● **MATERIAL PROVIDED**:
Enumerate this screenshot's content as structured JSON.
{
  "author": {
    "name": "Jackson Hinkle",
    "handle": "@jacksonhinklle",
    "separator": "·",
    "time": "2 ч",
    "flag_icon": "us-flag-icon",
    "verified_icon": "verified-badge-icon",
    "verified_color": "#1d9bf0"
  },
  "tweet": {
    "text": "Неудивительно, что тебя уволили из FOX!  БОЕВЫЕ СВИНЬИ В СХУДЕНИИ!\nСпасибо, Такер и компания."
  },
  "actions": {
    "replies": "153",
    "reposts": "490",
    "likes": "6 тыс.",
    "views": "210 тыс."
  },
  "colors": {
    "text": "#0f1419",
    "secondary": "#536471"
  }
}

● **WHAT YOU WILL DO**: Identify and copy all lines with the word "icon".

● **PROBLEM SOLUTION**:
    "flag_icon": "us-flag-icon",
    "verified_icon": "verified-badge-icon",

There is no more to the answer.